■ Task to carry out: Select the lines that hold the word "JSON" and copy each one.

■ Records for the task:
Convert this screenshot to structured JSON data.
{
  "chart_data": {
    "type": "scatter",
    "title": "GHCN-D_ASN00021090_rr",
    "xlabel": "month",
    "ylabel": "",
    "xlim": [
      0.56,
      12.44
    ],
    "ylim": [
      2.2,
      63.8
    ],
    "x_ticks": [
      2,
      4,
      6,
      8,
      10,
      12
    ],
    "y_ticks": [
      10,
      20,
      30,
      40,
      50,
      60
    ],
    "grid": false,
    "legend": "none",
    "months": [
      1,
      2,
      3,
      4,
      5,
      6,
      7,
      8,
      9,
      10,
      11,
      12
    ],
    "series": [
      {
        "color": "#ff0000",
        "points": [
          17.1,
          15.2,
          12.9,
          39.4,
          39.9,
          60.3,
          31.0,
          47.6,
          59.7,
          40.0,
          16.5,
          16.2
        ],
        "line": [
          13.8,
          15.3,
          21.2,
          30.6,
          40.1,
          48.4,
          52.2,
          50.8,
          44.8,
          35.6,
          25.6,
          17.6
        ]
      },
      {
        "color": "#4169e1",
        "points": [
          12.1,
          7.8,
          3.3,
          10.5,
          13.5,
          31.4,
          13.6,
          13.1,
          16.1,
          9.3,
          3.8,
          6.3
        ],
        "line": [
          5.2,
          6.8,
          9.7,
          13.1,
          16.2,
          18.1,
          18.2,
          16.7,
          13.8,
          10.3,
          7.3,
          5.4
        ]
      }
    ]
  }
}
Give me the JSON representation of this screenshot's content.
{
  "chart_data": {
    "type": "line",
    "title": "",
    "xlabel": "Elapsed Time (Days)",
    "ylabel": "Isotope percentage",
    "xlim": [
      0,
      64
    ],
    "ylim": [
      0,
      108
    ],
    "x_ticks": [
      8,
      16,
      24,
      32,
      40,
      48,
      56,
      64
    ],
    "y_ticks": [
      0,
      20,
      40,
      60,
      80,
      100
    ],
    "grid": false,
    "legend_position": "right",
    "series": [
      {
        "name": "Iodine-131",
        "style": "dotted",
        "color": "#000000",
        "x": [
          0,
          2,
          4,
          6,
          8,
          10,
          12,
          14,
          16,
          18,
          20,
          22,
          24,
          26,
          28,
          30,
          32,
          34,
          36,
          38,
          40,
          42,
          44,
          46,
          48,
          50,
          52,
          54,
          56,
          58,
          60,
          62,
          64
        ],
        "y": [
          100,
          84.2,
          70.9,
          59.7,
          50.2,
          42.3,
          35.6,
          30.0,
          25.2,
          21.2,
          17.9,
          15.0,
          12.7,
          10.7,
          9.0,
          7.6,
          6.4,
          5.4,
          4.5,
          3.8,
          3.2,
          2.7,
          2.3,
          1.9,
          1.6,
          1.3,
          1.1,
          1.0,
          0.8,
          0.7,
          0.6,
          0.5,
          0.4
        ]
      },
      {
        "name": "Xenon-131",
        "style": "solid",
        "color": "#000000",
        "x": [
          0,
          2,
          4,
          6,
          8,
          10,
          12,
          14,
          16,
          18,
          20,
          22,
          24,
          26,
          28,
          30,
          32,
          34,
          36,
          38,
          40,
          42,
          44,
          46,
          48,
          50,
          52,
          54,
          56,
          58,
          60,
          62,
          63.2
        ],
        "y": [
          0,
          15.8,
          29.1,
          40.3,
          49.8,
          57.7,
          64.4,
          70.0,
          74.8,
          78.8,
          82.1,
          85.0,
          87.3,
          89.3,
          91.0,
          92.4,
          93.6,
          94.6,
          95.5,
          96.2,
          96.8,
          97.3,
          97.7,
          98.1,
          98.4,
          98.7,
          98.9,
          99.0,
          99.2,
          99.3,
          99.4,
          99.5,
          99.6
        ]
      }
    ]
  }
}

■ Completed task:
Convert this screenshot to structured JSON data.
Give me the JSON representation of this screenshot's content.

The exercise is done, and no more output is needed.